Task brief
Please give every record below again exactly, and keep the pictures out.

Records for the exercise
^^^^

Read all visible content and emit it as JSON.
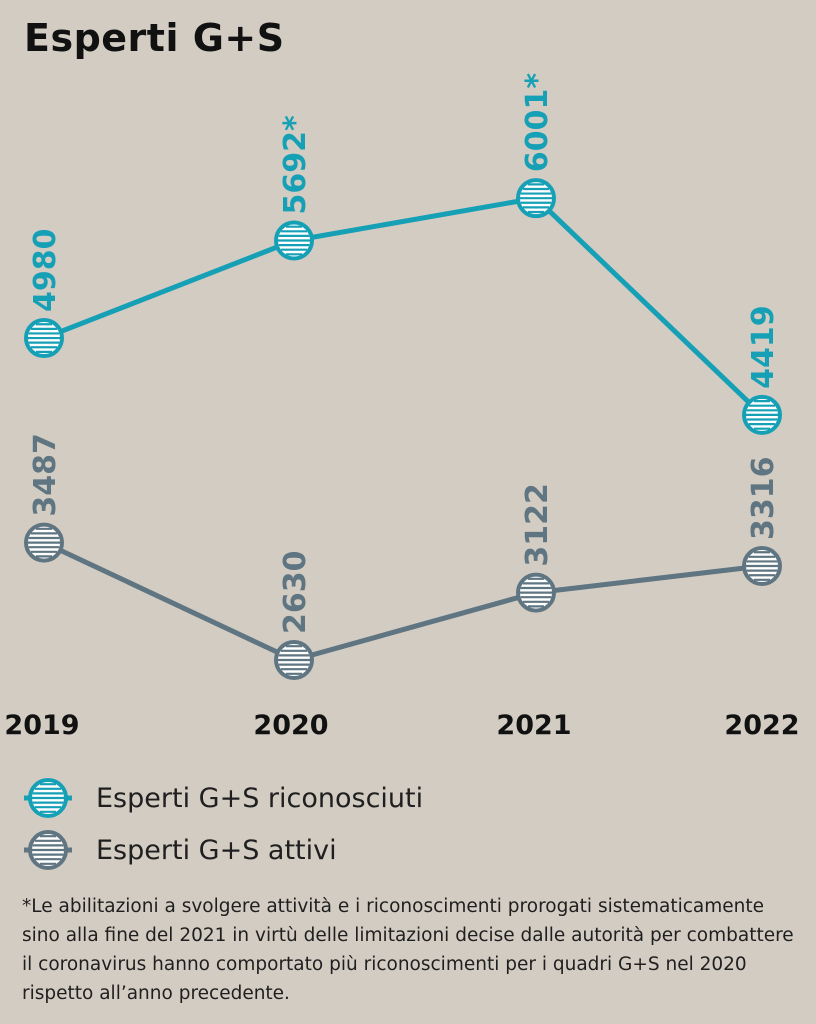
{
  "title": "Esperti G+S",
  "chart_data": {
    "type": "line",
    "categories": [
      "2019",
      "2020",
      "2021",
      "2022"
    ],
    "series": [
      {
        "name": "Esperti G+S riconosciuti",
        "values": [
          4980,
          5692,
          6001,
          4419
        ],
        "labels": [
          "4980",
          "5692*",
          "6001*",
          "4419"
        ],
        "color": "#16a0b6"
      },
      {
        "name": "Esperti G+S attivi",
        "values": [
          3487,
          2630,
          3122,
          3316
        ],
        "labels": [
          "3487",
          "2630",
          "3122",
          "3316"
        ],
        "color": "#5f7581"
      }
    ]
  },
  "legend": [
    {
      "label": "Esperti G+S riconosciuti",
      "color": "#16a0b6"
    },
    {
      "label": "Esperti G+S attivi",
      "color": "#5f7581"
    }
  ],
  "footnote": "*Le abilitazioni a svolgere attività e i riconoscimenti prorogati sistematicamente sino alla fine del 2021 in virtù delle limitazioni decise dalle autorità per combattere il coronavirus hanno comportato più riconoscimenti per i quadri G+S nel 2020 rispetto all’anno precedente."
}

^^^^

Answer box
Read all visible content and emit it as JSON.
{
  "title": "Esperti G+S",
  "chart_data": {
    "type": "line",
    "categories": [
      "2019",
      "2020",
      "2021",
      "2022"
    ],
    "series": [
      {
        "name": "Esperti G+S riconosciuti",
        "values": [
          4980,
          5692,
          6001,
          4419
        ],
        "labels": [
          "4980",
          "5692*",
          "6001*",
          "4419"
        ],
        "color": "#16a0b6"
      },
      {
        "name": "Esperti G+S attivi",
        "values": [
          3487,
          2630,
          3122,
          3316
        ],
        "labels": [
          "3487",
          "2630",
          "3122",
          "3316"
        ],
        "color": "#5f7581"
      }
    ]
  },
  "legend": [
    {
      "label": "Esperti G+S riconosciuti",
      "color": "#16a0b6"
    },
    {
      "label": "Esperti G+S attivi",
      "color": "#5f7581"
    }
  ],
  "footnote": "*Le abilitazioni a svolgere attività e i riconoscimenti prorogati sistematicamente sino alla fine del 2021 in virtù delle limitazioni decise dalle autorità per combattere il coronavirus hanno comportato più riconoscimenti per i quadri G+S nel 2020 rispetto all’anno precedente."
}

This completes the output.